§ Goal
Write out the listing below in full and exactly, leaving out every picture.

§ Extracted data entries
>>>

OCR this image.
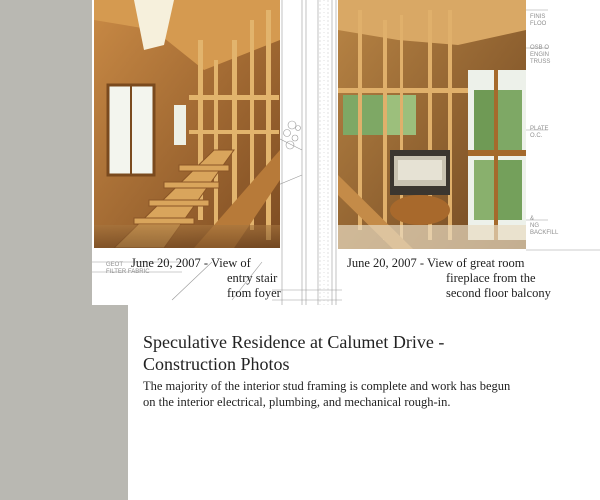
GEOT
FILTER FABRIC
FINIS
FLOO
OSB O
ENGIN
TRUSS
PLATE
O.C.
&
NG
BACKFILL
June 20, 2007 - View of
entry stair
from foyer
June 20, 2007 - View of great room
fireplace from the
second floor balcony
Speculative Residence at Calumet Drive -
Construction Photos

The majority of the interior stud framing is complete and work has begun
on the interior electrical, plumbing, and mechanical rough-in.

<<<

§ Exercise response
OCR this image.
GEOT
FILTER FABRIC
FINIS
FLOO
OSB O
ENGIN
TRUSS
PLATE
O.C.
&
NG
BACKFILL
June 20, 2007 - View of
entry stair
from foyer
June 20, 2007 - View of great room
fireplace from the
second floor balcony
Speculative Residence at Calumet Drive -
Construction Photos

The majority of the interior stud framing is complete and work has begun
on the interior electrical, plumbing, and mechanical rough-in.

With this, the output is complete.